The task: Extract every entry word for word.

[Data entries]
------------
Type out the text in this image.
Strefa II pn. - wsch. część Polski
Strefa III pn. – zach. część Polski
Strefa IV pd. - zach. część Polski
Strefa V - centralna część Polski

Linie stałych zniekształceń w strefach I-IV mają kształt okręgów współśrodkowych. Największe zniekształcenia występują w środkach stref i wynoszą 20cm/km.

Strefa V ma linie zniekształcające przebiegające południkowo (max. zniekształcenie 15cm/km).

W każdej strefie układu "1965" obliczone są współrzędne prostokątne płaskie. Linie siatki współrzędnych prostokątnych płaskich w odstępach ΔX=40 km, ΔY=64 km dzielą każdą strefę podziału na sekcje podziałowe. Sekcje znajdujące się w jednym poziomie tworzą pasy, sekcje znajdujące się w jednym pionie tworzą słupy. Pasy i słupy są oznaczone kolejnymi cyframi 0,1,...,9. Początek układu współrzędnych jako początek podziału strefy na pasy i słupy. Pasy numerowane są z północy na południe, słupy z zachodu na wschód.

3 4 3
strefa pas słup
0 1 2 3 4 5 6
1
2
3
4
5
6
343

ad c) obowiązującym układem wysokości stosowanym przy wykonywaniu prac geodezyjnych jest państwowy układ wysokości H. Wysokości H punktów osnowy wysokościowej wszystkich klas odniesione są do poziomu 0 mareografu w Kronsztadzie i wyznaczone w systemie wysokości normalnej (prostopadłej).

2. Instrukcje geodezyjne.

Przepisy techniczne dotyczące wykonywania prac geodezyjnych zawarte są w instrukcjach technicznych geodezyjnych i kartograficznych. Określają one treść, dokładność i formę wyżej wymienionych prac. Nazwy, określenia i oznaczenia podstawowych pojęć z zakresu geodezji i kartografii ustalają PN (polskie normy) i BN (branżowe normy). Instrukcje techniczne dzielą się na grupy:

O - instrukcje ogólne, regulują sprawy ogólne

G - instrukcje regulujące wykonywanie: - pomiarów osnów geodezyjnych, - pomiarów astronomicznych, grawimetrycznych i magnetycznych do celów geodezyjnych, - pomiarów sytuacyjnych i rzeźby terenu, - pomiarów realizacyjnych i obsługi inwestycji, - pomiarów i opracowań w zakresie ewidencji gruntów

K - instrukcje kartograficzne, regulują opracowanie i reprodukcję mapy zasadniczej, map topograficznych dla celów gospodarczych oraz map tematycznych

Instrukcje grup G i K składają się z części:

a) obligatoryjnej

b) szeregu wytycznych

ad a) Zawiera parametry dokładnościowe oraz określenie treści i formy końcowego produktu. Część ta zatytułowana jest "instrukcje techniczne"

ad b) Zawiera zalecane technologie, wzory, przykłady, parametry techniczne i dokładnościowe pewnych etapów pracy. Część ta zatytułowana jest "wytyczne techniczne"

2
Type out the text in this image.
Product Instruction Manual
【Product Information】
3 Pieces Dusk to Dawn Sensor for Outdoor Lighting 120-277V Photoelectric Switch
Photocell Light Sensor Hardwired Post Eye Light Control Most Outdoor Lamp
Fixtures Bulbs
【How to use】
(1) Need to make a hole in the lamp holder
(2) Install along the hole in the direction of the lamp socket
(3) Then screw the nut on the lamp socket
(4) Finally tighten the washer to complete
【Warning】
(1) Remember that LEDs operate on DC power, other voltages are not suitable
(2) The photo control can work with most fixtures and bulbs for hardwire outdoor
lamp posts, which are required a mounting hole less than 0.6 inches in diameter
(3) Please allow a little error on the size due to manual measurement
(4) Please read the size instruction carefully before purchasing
------------
Exercise answer:
Type out the text in this image.
Strefa II pn. - wsch. część Polski
Strefa III pn. – zach. część Polski
Strefa IV pd. - zach. część Polski
Strefa V - centralna część Polski

Linie stałych zniekształceń w strefach I-IV mają kształt okręgów współśrodkowych. Największe zniekształcenia występują w środkach stref i wynoszą 20cm/km.

Strefa V ma linie zniekształcające przebiegające południkowo (max. zniekształcenie 15cm/km).

W każdej strefie układu "1965" obliczone są współrzędne prostokątne płaskie. Linie siatki współrzędnych prostokątnych płaskich w odstępach ΔX=40 km, ΔY=64 km dzielą każdą strefę podziału na sekcje podziałowe. Sekcje znajdujące się w jednym poziomie tworzą pasy, sekcje znajdujące się w jednym pionie tworzą słupy. Pasy i słupy są oznaczone kolejnymi cyframi 0,1,...,9. Początek układu współrzędnych jako początek podziału strefy na pasy i słupy. Pasy numerowane są z północy na południe, słupy z zachodu na wschód.

3 4 3
strefa pas słup
0 1 2 3 4 5 6
1
2
3
4
5
6
343

ad c) obowiązującym układem wysokości stosowanym przy wykonywaniu prac geodezyjnych jest państwowy układ wysokości H. Wysokości H punktów osnowy wysokościowej wszystkich klas odniesione są do poziomu 0 mareografu w Kronsztadzie i wyznaczone w systemie wysokości normalnej (prostopadłej).

2. Instrukcje geodezyjne.

Przepisy techniczne dotyczące wykonywania prac geodezyjnych zawarte są w instrukcjach technicznych geodezyjnych i kartograficznych. Określają one treść, dokładność i formę wyżej wymienionych prac. Nazwy, określenia i oznaczenia podstawowych pojęć z zakresu geodezji i kartografii ustalają PN (polskie normy) i BN (branżowe normy). Instrukcje techniczne dzielą się na grupy:

O - instrukcje ogólne, regulują sprawy ogólne

G - instrukcje regulujące wykonywanie: - pomiarów osnów geodezyjnych, - pomiarów astronomicznych, grawimetrycznych i magnetycznych do celów geodezyjnych, - pomiarów sytuacyjnych i rzeźby terenu, - pomiarów realizacyjnych i obsługi inwestycji, - pomiarów i opracowań w zakresie ewidencji gruntów

K - instrukcje kartograficzne, regulują opracowanie i reprodukcję mapy zasadniczej, map topograficznych dla celów gospodarczych oraz map tematycznych

Instrukcje grup G i K składają się z części:

a) obligatoryjnej

b) szeregu wytycznych

ad a) Zawiera parametry dokładnościowe oraz określenie treści i formy końcowego produktu. Część ta zatytułowana jest "instrukcje techniczne"

ad b) Zawiera zalecane technologie, wzory, przykłady, parametry techniczne i dokładnościowe pewnych etapów pracy. Część ta zatytułowana jest "wytyczne techniczne"

2
Type out the text in this image.
Product Instruction Manual
【Product Information】
3 Pieces Dusk to Dawn Sensor for Outdoor Lighting 120-277V Photoelectric Switch
Photocell Light Sensor Hardwired Post Eye Light Control Most Outdoor Lamp
Fixtures Bulbs
【How to use】
(1) Need to make a hole in the lamp holder
(2) Install along the hole in the direction of the lamp socket
(3) Then screw the nut on the lamp socket
(4) Finally tighten the washer to complete
【Warning】
(1) Remember that LEDs operate on DC power, other voltages are not suitable
(2) The photo control can work with most fixtures and bulbs for hardwire outdoor
lamp posts, which are required a mounting hole less than 0.6 inches in diameter
(3) Please allow a little error on the size due to manual measurement
(4) Please read the size instruction carefully before purchasing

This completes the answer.